TV Show Review

TV Review: The 100: Season 3, Episode 9: Stealing Fire [The CW]

Ricky Whittle The 100 Stealing Fire

The CW’s The 100, Stealing Fire TV Show Review. The 100: Season 3, Episode 9: ‘Stealing Fire,’ didn’t shy away from what had been set up, by events leading to this point; but didn’t fully face up to it, either. After all the talk that went into choosing sides, loyalties switched pretty easily, once confronted by consequence. The matter of black(blood)-on-black(blood) violence was finally back on the table, but one character took the easy way out – the episode pretty much following suit, in the process. By the end, however, it was an exercise in reshuffling some characters, while taking yet more out of the deck.

The attempted Arkadia coup left Pike (Michael Beach) eager to make an example out of Kane, Lincoln, and Sinclair (Henry Ian Cusick, Ricky Whittle, Alessandro Juliani). There was to be more, but we needed a reminder that Pike isn’t a total monster.

Bellamy, Bryan, and Monty (Bob Morley, Jonathan Whitesell, Christopher Larkin) all took to shedding the monster mantle more definitively; but the exercise seemed hollow to me. Where’d all that conviction go? Wherever it went, it went far enough away to get Kane’s leftovers working with the ex-Pikers, again.

Speaking of leftovers, the Kane-Abby (Paige Turco) dynamic has officially gone from enemies, to rivals, to colleagues, to friends, to friends with… unfinished business. Two better distractions, from respective weaknesses, would be hard to come by, on this show.

=== To do ===
- a) Quote the review of The 100 from "The attempted Arkadia" up to and including "on this show.".
- b) In the review of The 100, which actor plays Pike?
- c) Carry on the review of The 100 episode from where it stops.
The records aren't needed here.

Spatial layout records
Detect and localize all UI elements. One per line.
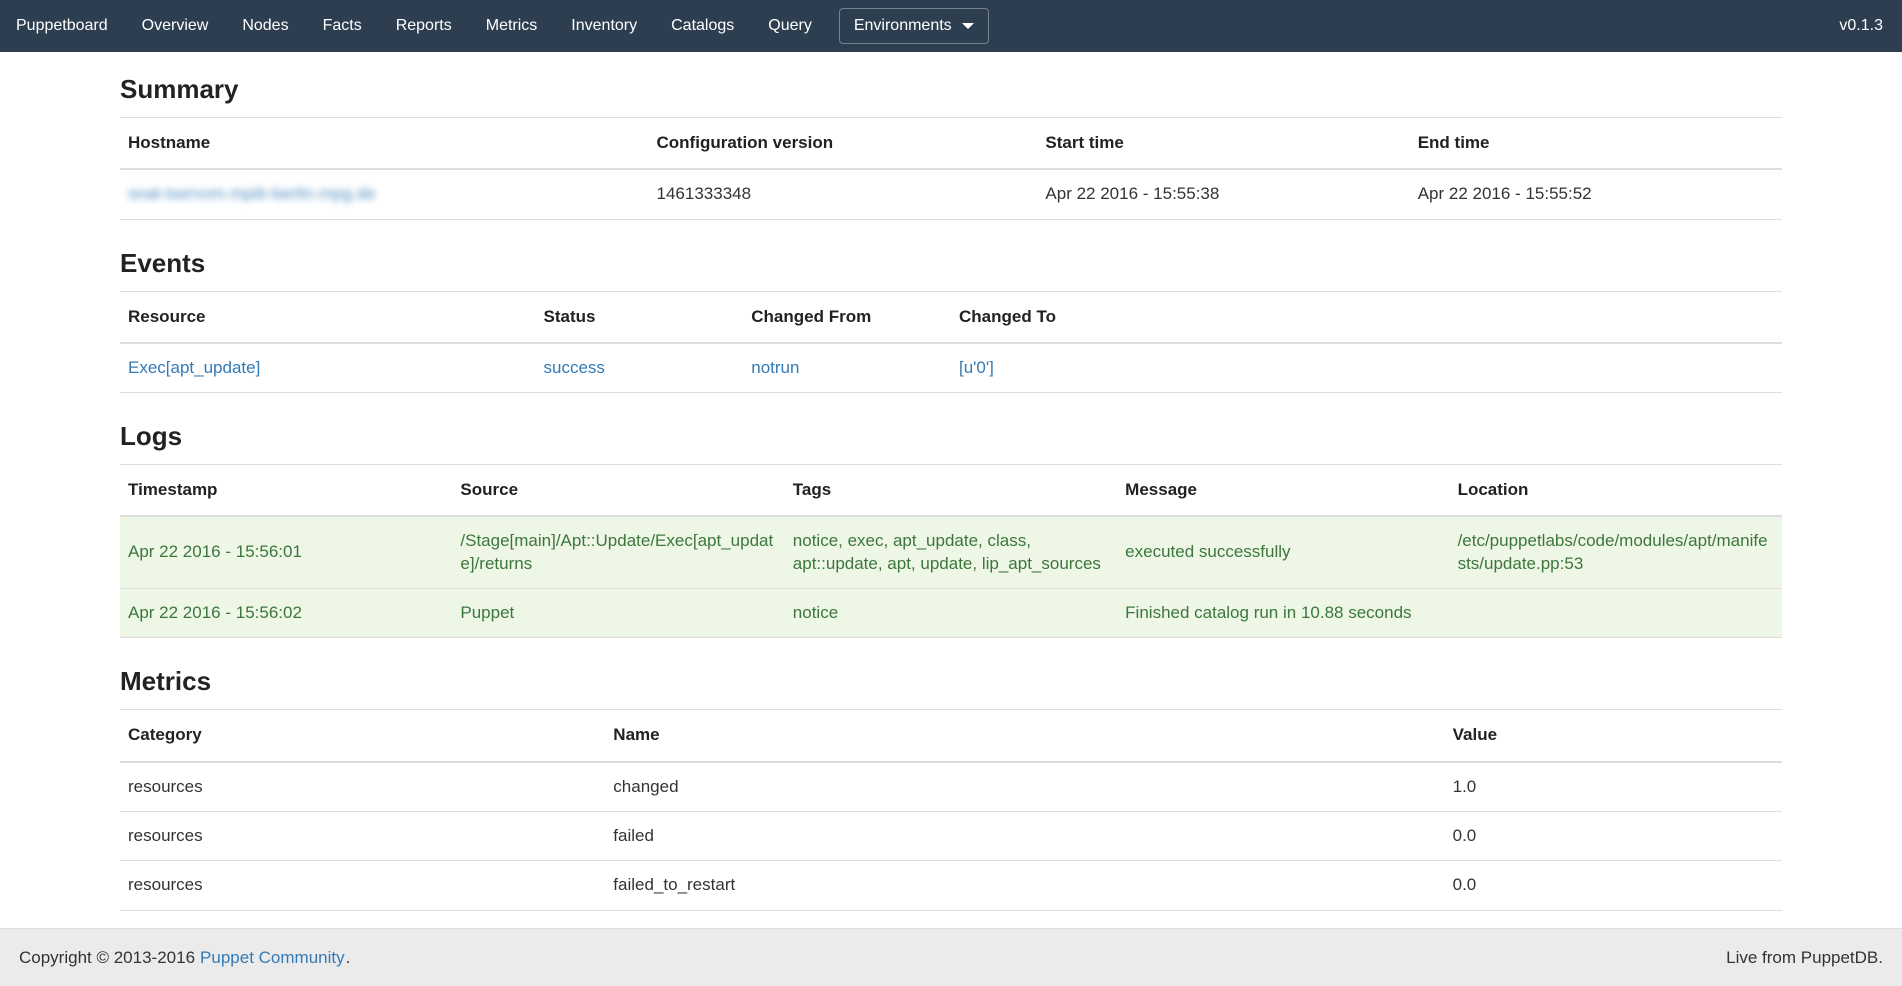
changed-from-link[interactable]: notrun: [751, 358, 799, 377]
metrics-section: Metrics Category Name Value resources ch…: [120, 666, 1782, 910]
navbar-right: v0.1.3: [1839, 0, 1902, 52]
table-header-row: Timestamp Source Tags Message Location: [120, 465, 1782, 517]
logs-heading: Logs: [120, 421, 1782, 452]
footer: Copyright © 2013-2016 Puppet Community. L…: [0, 928, 1902, 986]
column-header-end-time: End time: [1410, 118, 1782, 170]
log-timestamp-cell: Apr 22 2016 - 15:56:02: [120, 589, 452, 638]
table-header-row: Category Name Value: [120, 710, 1782, 762]
nav-item-reports[interactable]: Reports: [379, 0, 469, 52]
resource-link[interactable]: Exec[apt_update]: [128, 358, 260, 377]
metric-value-cell: 0.0: [1445, 812, 1782, 861]
log-source-cell: /Stage[main]/Apt::Update/Exec[apt_update…: [452, 516, 784, 588]
environments-dropdown-label: Environments: [854, 17, 952, 35]
navbar-left: Puppetboard Overview Nodes Facts Reports…: [0, 0, 999, 52]
resource-cell: Exec[apt_update]: [120, 343, 536, 393]
end-time-cell: Apr 22 2016 - 15:55:52: [1410, 169, 1782, 219]
navbar: Puppetboard Overview Nodes Facts Reports…: [0, 0, 1902, 52]
changed-to-link[interactable]: [u'0']: [959, 358, 994, 377]
status-link[interactable]: success: [544, 358, 605, 377]
column-header-value: Value: [1445, 710, 1782, 762]
hostname-link[interactable]: snat-tservvm.mpib-berlin.mpg.de: [128, 184, 376, 203]
table-row: Exec[apt_update] success notrun [u'0']: [120, 343, 1782, 393]
summary-table: Hostname Configuration version Start tim…: [120, 117, 1782, 220]
nav-item-facts[interactable]: Facts: [306, 0, 379, 52]
brand-puppetboard[interactable]: Puppetboard: [0, 0, 125, 52]
changed-from-cell: notrun: [743, 343, 951, 393]
logs-section: Logs Timestamp Source Tags Message Locat…: [120, 421, 1782, 638]
metric-category-cell: resources: [120, 861, 605, 910]
events-heading: Events: [120, 248, 1782, 279]
status-cell: success: [536, 343, 744, 393]
column-header-message: Message: [1117, 465, 1449, 517]
column-header-start-time: Start time: [1037, 118, 1409, 170]
column-header-source: Source: [452, 465, 784, 517]
log-timestamp-cell: Apr 22 2016 - 15:56:01: [120, 516, 452, 588]
events-section: Events Resource Status Changed From Chan…: [120, 248, 1782, 394]
table-row: resources failed_to_restart 0.0: [120, 861, 1782, 910]
nav-item-query[interactable]: Query: [751, 0, 829, 52]
column-header-category: Category: [120, 710, 605, 762]
summary-heading: Summary: [120, 74, 1782, 105]
hostname-cell: snat-tservvm.mpib-berlin.mpg.de: [120, 169, 649, 219]
log-location-cell: [1450, 589, 1782, 638]
metric-name-cell: failed_to_restart: [605, 861, 1444, 910]
table-header-row: Resource Status Changed From Changed To: [120, 291, 1782, 343]
chevron-down-icon: [962, 23, 974, 29]
column-header-hostname: Hostname: [120, 118, 649, 170]
metric-value-cell: 0.0: [1445, 861, 1782, 910]
column-header-location: Location: [1450, 465, 1782, 517]
column-header-changed-from: Changed From: [743, 291, 951, 343]
log-tags-cell: notice, exec, apt_update, class, apt::up…: [785, 516, 1117, 588]
puppet-community-link[interactable]: Puppet Community: [200, 948, 345, 967]
footer-copyright: Copyright © 2013-2016 Puppet Community.: [19, 948, 350, 968]
log-location-cell: /etc/puppetlabs/code/modules/apt/manifes…: [1450, 516, 1782, 588]
metric-name-cell: changed: [605, 762, 1444, 812]
metric-category-cell: resources: [120, 762, 605, 812]
logs-table: Timestamp Source Tags Message Location A…: [120, 464, 1782, 638]
column-header-tags: Tags: [785, 465, 1117, 517]
metric-category-cell: resources: [120, 812, 605, 861]
metric-value-cell: 1.0: [1445, 762, 1782, 812]
metrics-table: Category Name Value resources changed 1.…: [120, 709, 1782, 910]
table-row: Apr 22 2016 - 15:56:02 Puppet notice Fin…: [120, 589, 1782, 638]
nav-item-inventory[interactable]: Inventory: [554, 0, 654, 52]
nav-item-catalogs[interactable]: Catalogs: [654, 0, 751, 52]
changed-to-cell: [u'0']: [951, 343, 1782, 393]
main-content: Summary Hostname Configuration version S…: [120, 74, 1782, 911]
environments-dropdown[interactable]: Environments: [839, 8, 989, 44]
log-message-cell: Finished catalog run in 10.88 seconds: [1117, 589, 1449, 638]
log-source-cell: Puppet: [452, 589, 784, 638]
nav-item-overview[interactable]: Overview: [125, 0, 226, 52]
table-row: snat-tservvm.mpib-berlin.mpg.de 14613333…: [120, 169, 1782, 219]
metrics-heading: Metrics: [120, 666, 1782, 697]
summary-section: Summary Hostname Configuration version S…: [120, 74, 1782, 220]
log-message-cell: executed successfully: [1117, 516, 1449, 588]
start-time-cell: Apr 22 2016 - 15:55:38: [1037, 169, 1409, 219]
table-header-row: Hostname Configuration version Start tim…: [120, 118, 1782, 170]
config-version-cell: 1461333348: [649, 169, 1038, 219]
table-row: Apr 22 2016 - 15:56:01 /Stage[main]/Apt:…: [120, 516, 1782, 588]
table-row: resources failed 0.0: [120, 812, 1782, 861]
version-label: v0.1.3: [1839, 17, 1883, 35]
table-row: resources changed 1.0: [120, 762, 1782, 812]
events-table: Resource Status Changed From Changed To …: [120, 291, 1782, 394]
nav-item-nodes[interactable]: Nodes: [225, 0, 305, 52]
column-header-changed-to: Changed To: [951, 291, 1782, 343]
column-header-config-version: Configuration version: [649, 118, 1038, 170]
copyright-period: .: [346, 948, 351, 967]
metric-name-cell: failed: [605, 812, 1444, 861]
nav-item-metrics[interactable]: Metrics: [469, 0, 555, 52]
footer-live-from-puppetdb: Live from PuppetDB.: [1726, 948, 1883, 968]
column-header-resource: Resource: [120, 291, 536, 343]
column-header-name: Name: [605, 710, 1444, 762]
log-tags-cell: notice: [785, 589, 1117, 638]
copyright-text: Copyright © 2013-2016: [19, 948, 195, 967]
column-header-status: Status: [536, 291, 744, 343]
column-header-timestamp: Timestamp: [120, 465, 452, 517]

=== Answers provided ===
- a)
The attempted Arkadia coup left Pike (Michael Beach) eager to make an example out of Kane, Lincoln, and Sinclair (Henry Ian Cusick, Ricky Whittle, Alessandro Juliani). There was to be more, but we needed a reminder that Pike isn’t a total monster.

Bellamy, Bryan, and Monty (Bob Morley, Jonathan Whitesell, Christopher Larkin) all took to shedding the monster mantle more definitively; but the exercise seemed hollow to me. Where’d all that conviction go? Wherever it went, it went far enough away to get Kane’s leftovers working with the ex-Pikers, again.

Speaking of leftovers, the Kane-Abby (Paige Turco) dynamic has officially gone from enemies, to rivals, to colleagues, to friends, to friends with… unfinished business. Two better distractions, from respective weaknesses, would be hard to come by, on this show.

- b) Michael Beach

- c)
In the left-for-dead column, on the other hand, Bellamy actually got off easy, for his reunion with Octavia (Marie Avgeropoulos) & Indra (Adina Porter); but the pair was not about to be anything like as forgiving as Team Kane. Still, he was left in good enough shape to prick at Indra’s moral high ground, while making the case that he was still in the sister-saving business – revoked license notwithstanding.

Turns out, Octavia wasn’t the one in any real jeopardy. Good planning, good deeds, and good timing (along with some conviction gap exploitation, brought to the other team – thanks, Monty), saw to that; but honor & duty was something Pike was able to exploit, to pull a tragic victory out of his larger defeat.

No, Pike isn’t a total monster; but at least he’s hands-on about the part of him that is. I can think of at least one person who would like to lay hands on him, in all sorts of bad ways; but let’s see how much fan service viewers are actually entitled to.

As important as all of this was, the Arkadian intrigue was actually the weaker element to the episode, as more monumental events were taking place over at Polis.

With Lexa’s loss, neither Clarke (Eliza Taylor), nor Titus (Neil Sandilands) were at their level headed best, and the blame game left somewhat unresolved. Fortunately, Murphy (Richard Harmon) was in the tag along role, to speak for weary viewers, and Roan ( Zach McGowan) showed up, to pour a little priority straightener on the proceedings.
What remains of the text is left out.